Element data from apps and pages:
════════════════

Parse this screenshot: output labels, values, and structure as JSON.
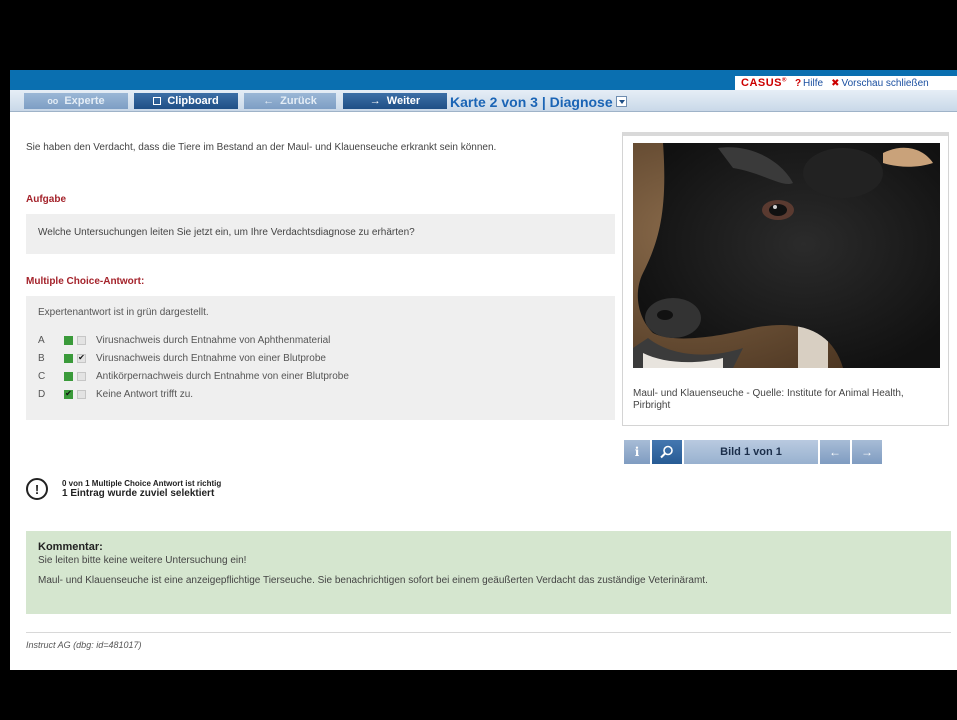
{
  "header": {
    "brand": "CASUS",
    "brand_mark": "®",
    "help_label": "Hilfe",
    "close_preview_label": "Vorschau schließen"
  },
  "navbar": {
    "expert_label": "Experte",
    "clipboard_label": "Clipboard",
    "back_label": "Zurück",
    "next_label": "Weiter",
    "card_select": "Karte 2 von 3 | Diagnose"
  },
  "main": {
    "intro": "Sie haben den Verdacht, dass die Tiere im Bestand an der Maul- und Klauenseuche erkrankt sein können.",
    "task_heading": "Aufgabe",
    "task_question": "Welche Untersuchungen leiten Sie jetzt ein, um Ihre Verdachtsdiagnose zu erhärten?",
    "mc_heading": "Multiple Choice-Antwort:",
    "mc_hint": "Expertenantwort ist in grün dargestellt.",
    "options": [
      {
        "letter": "A",
        "text": "Virusnachweis durch Entnahme von Aphthenmaterial",
        "expert": true,
        "user": false
      },
      {
        "letter": "B",
        "text": "Virusnachweis durch Entnahme von einer Blutprobe",
        "expert": true,
        "user": true
      },
      {
        "letter": "C",
        "text": "Antikörpernachweis durch Entnahme von einer Blutprobe",
        "expert": true,
        "user": false
      },
      {
        "letter": "D",
        "text": "Keine Antwort trifft zu.",
        "expert": false,
        "user": true
      }
    ]
  },
  "image_panel": {
    "caption": "Maul- und Klauenseuche - Quelle: Institute for Animal Health, Pirbright",
    "info_icon": "i",
    "counter": "Bild 1 von 1"
  },
  "result": {
    "line1": "0 von 1 Multiple Choice Antwort ist richtig",
    "line2": "1 Eintrag wurde zuviel selektiert"
  },
  "comment": {
    "title": "Kommentar:",
    "line1": "Sie leiten bitte keine weitere Untersuchung ein!",
    "line2": "Maul- und Klauenseuche ist eine anzeigepflichtige Tierseuche. Sie benachrichtigen sofort bei einem geäußerten Verdacht das zuständige Veterinäramt."
  },
  "footer": {
    "text": "Instruct AG (dbg: id=481017)"
  },
  "colors": {
    "topbar": "#0a6fb0",
    "accent_red": "#a4232b",
    "expert_green": "#3a9a3a",
    "comment_bg": "#d5e6cf"
  }
}
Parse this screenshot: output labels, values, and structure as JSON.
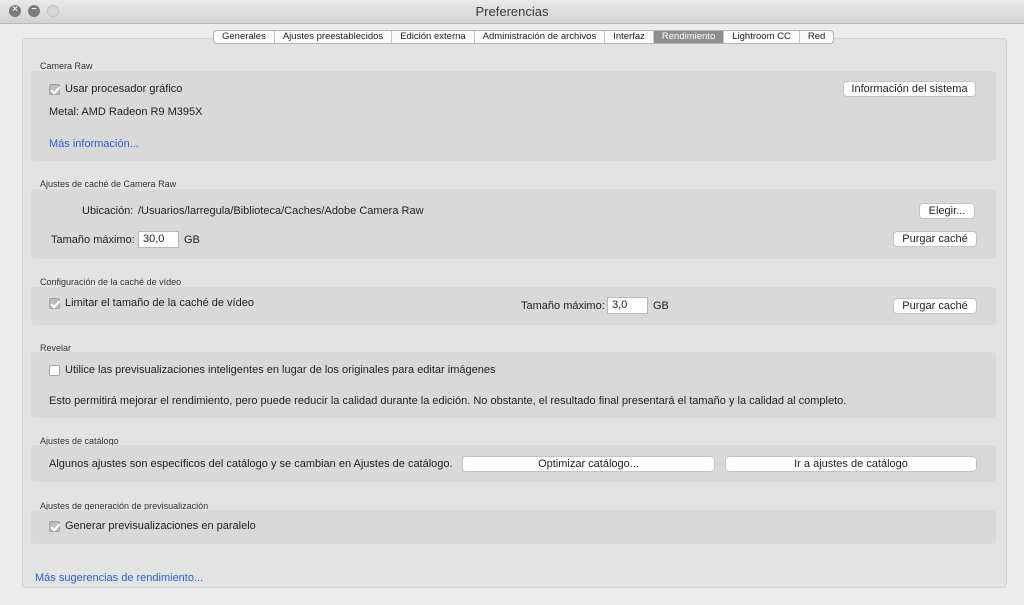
{
  "window": {
    "title": "Preferencias"
  },
  "tabs": [
    {
      "label": "Generales"
    },
    {
      "label": "Ajustes preestablecidos"
    },
    {
      "label": "Edición externa"
    },
    {
      "label": "Administración de archivos"
    },
    {
      "label": "Interfaz"
    },
    {
      "label": "Rendimiento",
      "active": true
    },
    {
      "label": "Lightroom CC"
    },
    {
      "label": "Red"
    }
  ],
  "camera_raw": {
    "title": "Camera Raw",
    "use_gpu_label": "Usar procesador gráfico",
    "use_gpu_checked": true,
    "system_info_button": "Información del sistema",
    "metal_text": "Metal: AMD Radeon R9 M395X",
    "more_info_link": "Más información..."
  },
  "cache": {
    "title": "Ajustes de caché de Camera Raw",
    "location_label": "Ubicación:",
    "location_value": "/Usuarios/larregula/Biblioteca/Caches/Adobe Camera Raw",
    "choose_button": "Elegir...",
    "max_size_label": "Tamaño máximo:",
    "max_size_value": "30,0",
    "unit": "GB",
    "purge_button": "Purgar caché"
  },
  "video_cache": {
    "title": "Configuración de la caché de vídeo",
    "limit_label": "Limitar el tamaño de la caché de vídeo",
    "limit_checked": true,
    "max_size_label": "Tamaño máximo:",
    "max_size_value": "3,0",
    "unit": "GB",
    "purge_button": "Purgar caché"
  },
  "develop": {
    "title": "Revelar",
    "smart_previews_label": "Utilice las previsualizaciones inteligentes en lugar de los originales para editar imágenes",
    "smart_previews_checked": false,
    "description": "Esto permitirá mejorar el rendimiento, pero puede reducir la calidad durante la edición. No obstante, el resultado final presentará el tamaño y la calidad al completo."
  },
  "catalog": {
    "title": "Ajustes de catálogo",
    "description": "Algunos ajustes son específicos del catálogo y se cambian en Ajustes de catálogo.",
    "optimize_button": "Optimizar catálogo...",
    "goto_button": "Ir a ajustes de catálogo"
  },
  "preview_generation": {
    "title": "Ajustes de generación de previsualización",
    "parallel_label": "Generar previsualizaciones en paralelo",
    "parallel_checked": true
  },
  "footer": {
    "more_tips_link": "Más sugerencias de rendimiento..."
  }
}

════════════════

In the records above, which lines hold the string "Virusnachweis"? Copy each one.

— Response —
        "text": "Virusnachweis durch Entnahme von Aphthenmaterial",
        "text": "Virusnachweis durch Entnahme von einer Blutprobe",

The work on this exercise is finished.